_Given task A:_ Translate this sentence from the comedy review into Spanish: "Eric was the first of the fellas to take the stage and took command in a brilliantly droll and deadpan manner."
_Given task B:_ Pick up the comedy review after its last sentence and extend it.

_Page extract:_
* START *

Group stand up shows are the perfect way to get on the road to comedy festival stardom. In their bid, Sydney comics Shane Matheson, Eric Sutton and Oliver Phommavanh have pooled their resources as The Zinger Machine to showcase their brilliant stand up abilities.

Sitting on a chair stage right was the titular machine Zingy. He did introductions, interacted occasionally with the comics and let loose with the odd ‘Zing, Zing!’ to punctuate some of the jokes. While his modulated voice was a little hard to understand at times due to the front bar noise, he was so cute that it didn’t matter too much.
Joining the trio was local lass Ally Syn who acted as warm up and MC for the show. She was bubbly, perky and slightly cynical, delivering a hilariously solid set of tales from her life as a student. This young newcomer to the scene was impressive, making her one to keep an eye out for.
Eric was the first of the fellas to take the stage and took command in a brilliantly droll and deadpan manner. He visited a number of well worn topics but took the material into highly imaginative and often unexpected directions. With a vocal style similar to John Clarke, he knocked us over with plenty of clever jokes.

* END *

_Material provided:_

* START *

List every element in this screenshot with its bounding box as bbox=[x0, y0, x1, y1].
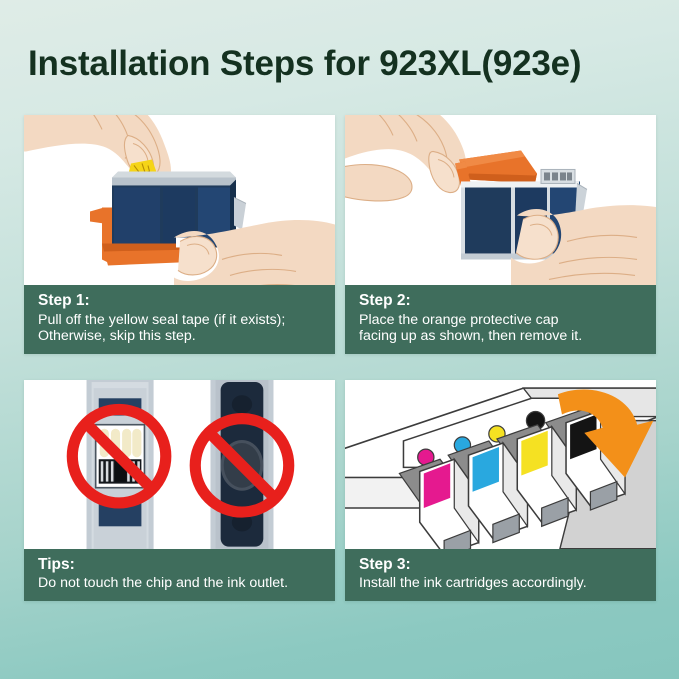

* END *

_Expected output A:_ Eric fue el primero de los chicos en subir al escenario y se adueñó de él con un estilo brillantemente socarrón e impasible.

_Expected output B:_
Eric promised more upbeat entertainment to follow his low energy set and Shane definitely fulfilled that promise. Beginning with literally ‘old’ material you could tell that he was a comedic loose cannon that would have us in stitches. Despite not being the strongest singer, he treated us to some wonderfully strange songs and wacky dancing. He launched himself into some highly physical character work, even interacting with himself with some exhausting rushing to and fro. He managed to make the most mundane of topics surprisingly hilarious. He was an ‘unhinged’ comedy genius!
Oliver bills himself as a practitioner of the zingy one liner, but his stage presence and execution didn’t suggest this. Where you would expect a loud and brash guy with a rapid fire barrage of jokes, his quiet demeanour and gentle pacing was the opposite. Despite how problematic that appeared on paper, he was strangely compelling to watch and delivered plenty of laughs. His short spot on relationships comprised of two or three sentence ideas that got to the point and were a welcome respite after the high energy lunacy of Shane.
Even though it was only fleetingly set up at the start of the show, obviously assuming that everyone had read the festival program blurb, they managed to tie up the story of Zingy and his function in the show. It involved all the cast on stage engaging in some wonderfully silly Pantomime wackiness, almost like the ending of a Goodies episode.
The Zinger Machine was an impressive display of awesome young talent in a brilliantly inventive structure. Truly one of the hidden gems of the festival.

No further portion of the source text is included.